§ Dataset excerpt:
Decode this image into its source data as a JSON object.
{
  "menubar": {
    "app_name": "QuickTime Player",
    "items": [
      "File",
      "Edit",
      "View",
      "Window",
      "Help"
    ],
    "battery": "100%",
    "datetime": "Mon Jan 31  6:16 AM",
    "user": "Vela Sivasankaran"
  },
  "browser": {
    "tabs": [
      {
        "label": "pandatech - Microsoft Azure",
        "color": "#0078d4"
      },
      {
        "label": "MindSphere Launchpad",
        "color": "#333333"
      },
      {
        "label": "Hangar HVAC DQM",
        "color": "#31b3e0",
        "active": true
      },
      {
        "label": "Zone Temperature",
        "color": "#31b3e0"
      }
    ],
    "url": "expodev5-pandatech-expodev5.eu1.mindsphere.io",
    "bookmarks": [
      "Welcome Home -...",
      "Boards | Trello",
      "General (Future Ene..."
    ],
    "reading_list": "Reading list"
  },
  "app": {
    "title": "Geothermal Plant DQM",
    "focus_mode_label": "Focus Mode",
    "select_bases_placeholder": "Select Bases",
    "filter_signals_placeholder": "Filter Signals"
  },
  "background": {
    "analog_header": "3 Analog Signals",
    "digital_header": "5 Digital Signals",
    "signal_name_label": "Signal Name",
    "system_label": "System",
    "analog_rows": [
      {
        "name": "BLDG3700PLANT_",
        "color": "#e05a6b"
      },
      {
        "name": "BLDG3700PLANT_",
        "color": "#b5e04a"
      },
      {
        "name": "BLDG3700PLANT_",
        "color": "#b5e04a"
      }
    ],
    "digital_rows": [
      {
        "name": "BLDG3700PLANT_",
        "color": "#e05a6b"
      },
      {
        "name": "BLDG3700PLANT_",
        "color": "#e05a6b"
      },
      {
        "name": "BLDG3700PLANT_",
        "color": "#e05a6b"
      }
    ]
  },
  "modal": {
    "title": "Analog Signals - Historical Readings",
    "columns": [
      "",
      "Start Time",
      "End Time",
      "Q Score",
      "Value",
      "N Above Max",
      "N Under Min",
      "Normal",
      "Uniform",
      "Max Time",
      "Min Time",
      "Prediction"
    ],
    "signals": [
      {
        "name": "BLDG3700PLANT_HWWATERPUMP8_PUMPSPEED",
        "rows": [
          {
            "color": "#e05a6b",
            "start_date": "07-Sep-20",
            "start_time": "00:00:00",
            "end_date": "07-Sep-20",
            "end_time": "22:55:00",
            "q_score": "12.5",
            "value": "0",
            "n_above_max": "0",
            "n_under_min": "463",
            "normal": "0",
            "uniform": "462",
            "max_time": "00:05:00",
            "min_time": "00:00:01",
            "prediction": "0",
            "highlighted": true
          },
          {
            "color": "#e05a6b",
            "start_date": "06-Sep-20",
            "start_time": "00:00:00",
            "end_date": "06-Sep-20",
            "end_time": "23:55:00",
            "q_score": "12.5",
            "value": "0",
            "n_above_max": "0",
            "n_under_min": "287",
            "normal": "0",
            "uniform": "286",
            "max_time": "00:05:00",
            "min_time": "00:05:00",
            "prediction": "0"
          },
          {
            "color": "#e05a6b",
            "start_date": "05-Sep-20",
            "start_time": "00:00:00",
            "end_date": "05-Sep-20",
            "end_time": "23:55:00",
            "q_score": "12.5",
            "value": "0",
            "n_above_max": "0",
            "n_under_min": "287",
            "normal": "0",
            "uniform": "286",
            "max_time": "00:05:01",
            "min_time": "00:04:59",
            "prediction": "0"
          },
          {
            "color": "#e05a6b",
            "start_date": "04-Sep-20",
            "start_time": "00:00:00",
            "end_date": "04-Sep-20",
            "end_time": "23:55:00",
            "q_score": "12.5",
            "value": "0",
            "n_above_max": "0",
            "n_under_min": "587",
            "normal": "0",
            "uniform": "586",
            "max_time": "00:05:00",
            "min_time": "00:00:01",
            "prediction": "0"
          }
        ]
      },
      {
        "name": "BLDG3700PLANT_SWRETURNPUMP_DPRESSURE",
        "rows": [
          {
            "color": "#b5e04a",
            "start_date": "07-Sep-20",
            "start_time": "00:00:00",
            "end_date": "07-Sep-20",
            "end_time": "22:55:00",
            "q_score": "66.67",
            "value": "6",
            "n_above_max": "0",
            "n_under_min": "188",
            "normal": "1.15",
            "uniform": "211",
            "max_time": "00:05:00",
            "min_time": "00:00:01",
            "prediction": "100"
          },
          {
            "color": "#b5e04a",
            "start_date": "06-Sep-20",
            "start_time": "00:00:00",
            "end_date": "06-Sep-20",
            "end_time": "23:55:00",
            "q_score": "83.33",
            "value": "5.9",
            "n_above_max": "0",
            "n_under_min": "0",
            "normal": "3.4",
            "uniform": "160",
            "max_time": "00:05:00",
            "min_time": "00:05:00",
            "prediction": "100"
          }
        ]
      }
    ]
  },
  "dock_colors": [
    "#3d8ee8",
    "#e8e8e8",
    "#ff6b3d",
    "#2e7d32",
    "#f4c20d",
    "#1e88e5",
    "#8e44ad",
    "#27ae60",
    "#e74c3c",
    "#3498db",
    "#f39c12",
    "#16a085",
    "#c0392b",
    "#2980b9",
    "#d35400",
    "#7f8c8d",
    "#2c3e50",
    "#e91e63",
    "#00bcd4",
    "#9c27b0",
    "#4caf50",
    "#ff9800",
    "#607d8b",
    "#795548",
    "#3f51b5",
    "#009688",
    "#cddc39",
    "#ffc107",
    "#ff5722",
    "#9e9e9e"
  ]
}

§ Set task:
Write out the records shown above, exactly as they appear.

§ Task result:
Decode this image into its source data as a JSON object.
{
  "menubar": {
    "app_name": "QuickTime Player",
    "items": [
      "File",
      "Edit",
      "View",
      "Window",
      "Help"
    ],
    "battery": "100%",
    "datetime": "Mon Jan 31  6:16 AM",
    "user": "Vela Sivasankaran"
  },
  "browser": {
    "tabs": [
      {
        "label": "pandatech - Microsoft Azure",
        "color": "#0078d4"
      },
      {
        "label": "MindSphere Launchpad",
        "color": "#333333"
      },
      {
        "label": "Hangar HVAC DQM",
        "color": "#31b3e0",
        "active": true
      },
      {
        "label": "Zone Temperature",
        "color": "#31b3e0"
      }
    ],
    "url": "expodev5-pandatech-expodev5.eu1.mindsphere.io",
    "bookmarks": [
      "Welcome Home -...",
      "Boards | Trello",
      "General (Future Ene..."
    ],
    "reading_list": "Reading list"
  },
  "app": {
    "title": "Geothermal Plant DQM",
    "focus_mode_label": "Focus Mode",
    "select_bases_placeholder": "Select Bases",
    "filter_signals_placeholder": "Filter Signals"
  },
  "background": {
    "analog_header": "3 Analog Signals",
    "digital_header": "5 Digital Signals",
    "signal_name_label": "Signal Name",
    "system_label": "System",
    "analog_rows": [
      {
        "name": "BLDG3700PLANT_",
        "color": "#e05a6b"
      },
      {
        "name": "BLDG3700PLANT_",
        "color": "#b5e04a"
      },
      {
        "name": "BLDG3700PLANT_",
        "color": "#b5e04a"
      }
    ],
    "digital_rows": [
      {
        "name": "BLDG3700PLANT_",
        "color": "#e05a6b"
      },
      {
        "name": "BLDG3700PLANT_",
        "color": "#e05a6b"
      },
      {
        "name": "BLDG3700PLANT_",
        "color": "#e05a6b"
      }
    ]
  },
  "modal": {
    "title": "Analog Signals - Historical Readings",
    "columns": [
      "",
      "Start Time",
      "End Time",
      "Q Score",
      "Value",
      "N Above Max",
      "N Under Min",
      "Normal",
      "Uniform",
      "Max Time",
      "Min Time",
      "Prediction"
    ],
    "signals": [
      {
        "name": "BLDG3700PLANT_HWWATERPUMP8_PUMPSPEED",
        "rows": [
          {
            "color": "#e05a6b",
            "start_date": "07-Sep-20",
            "start_time": "00:00:00",
            "end_date": "07-Sep-20",
            "end_time": "22:55:00",
            "q_score": "12.5",
            "value": "0",
            "n_above_max": "0",
            "n_under_min": "463",
            "normal": "0",
            "uniform": "462",
            "max_time": "00:05:00",
            "min_time": "00:00:01",
            "prediction": "0",
            "highlighted": true
          },
          {
            "color": "#e05a6b",
            "start_date": "06-Sep-20",
            "start_time": "00:00:00",
            "end_date": "06-Sep-20",
            "end_time": "23:55:00",
            "q_score": "12.5",
            "value": "0",
            "n_above_max": "0",
            "n_under_min": "287",
            "normal": "0",
            "uniform": "286",
            "max_time": "00:05:00",
            "min_time": "00:05:00",
            "prediction": "0"
          },
          {
            "color": "#e05a6b",
            "start_date": "05-Sep-20",
            "start_time": "00:00:00",
            "end_date": "05-Sep-20",
            "end_time": "23:55:00",
            "q_score": "12.5",
            "value": "0",
            "n_above_max": "0",
            "n_under_min": "287",
            "normal": "0",
            "uniform": "286",
            "max_time": "00:05:01",
            "min_time": "00:04:59",
            "prediction": "0"
          },
          {
            "color": "#e05a6b",
            "start_date": "04-Sep-20",
            "start_time": "00:00:00",
            "end_date": "04-Sep-20",
            "end_time": "23:55:00",
            "q_score": "12.5",
            "value": "0",
            "n_above_max": "0",
            "n_under_min": "587",
            "normal": "0",
            "uniform": "586",
            "max_time": "00:05:00",
            "min_time": "00:00:01",
            "prediction": "0"
          }
        ]
      },
      {
        "name": "BLDG3700PLANT_SWRETURNPUMP_DPRESSURE",
        "rows": [
          {
            "color": "#b5e04a",
            "start_date": "07-Sep-20",
            "start_time": "00:00:00",
            "end_date": "07-Sep-20",
            "end_time": "22:55:00",
            "q_score": "66.67",
            "value": "6",
            "n_above_max": "0",
            "n_under_min": "188",
            "normal": "1.15",
            "uniform": "211",
            "max_time": "00:05:00",
            "min_time": "00:00:01",
            "prediction": "100"
          },
          {
            "color": "#b5e04a",
            "start_date": "06-Sep-20",
            "start_time": "00:00:00",
            "end_date": "06-Sep-20",
            "end_time": "23:55:00",
            "q_score": "83.33",
            "value": "5.9",
            "n_above_max": "0",
            "n_under_min": "0",
            "normal": "3.4",
            "uniform": "160",
            "max_time": "00:05:00",
            "min_time": "00:05:00",
            "prediction": "100"
          }
        ]
      }
    ]
  },
  "dock_colors": [
    "#3d8ee8",
    "#e8e8e8",
    "#ff6b3d",
    "#2e7d32",
    "#f4c20d",
    "#1e88e5",
    "#8e44ad",
    "#27ae60",
    "#e74c3c",
    "#3498db",
    "#f39c12",
    "#16a085",
    "#c0392b",
    "#2980b9",
    "#d35400",
    "#7f8c8d",
    "#2c3e50",
    "#e91e63",
    "#00bcd4",
    "#9c27b0",
    "#4caf50",
    "#ff9800",
    "#607d8b",
    "#795548",
    "#3f51b5",
    "#009688",
    "#cddc39",
    "#ffc107",
    "#ff5722",
    "#9e9e9e"
  ]
}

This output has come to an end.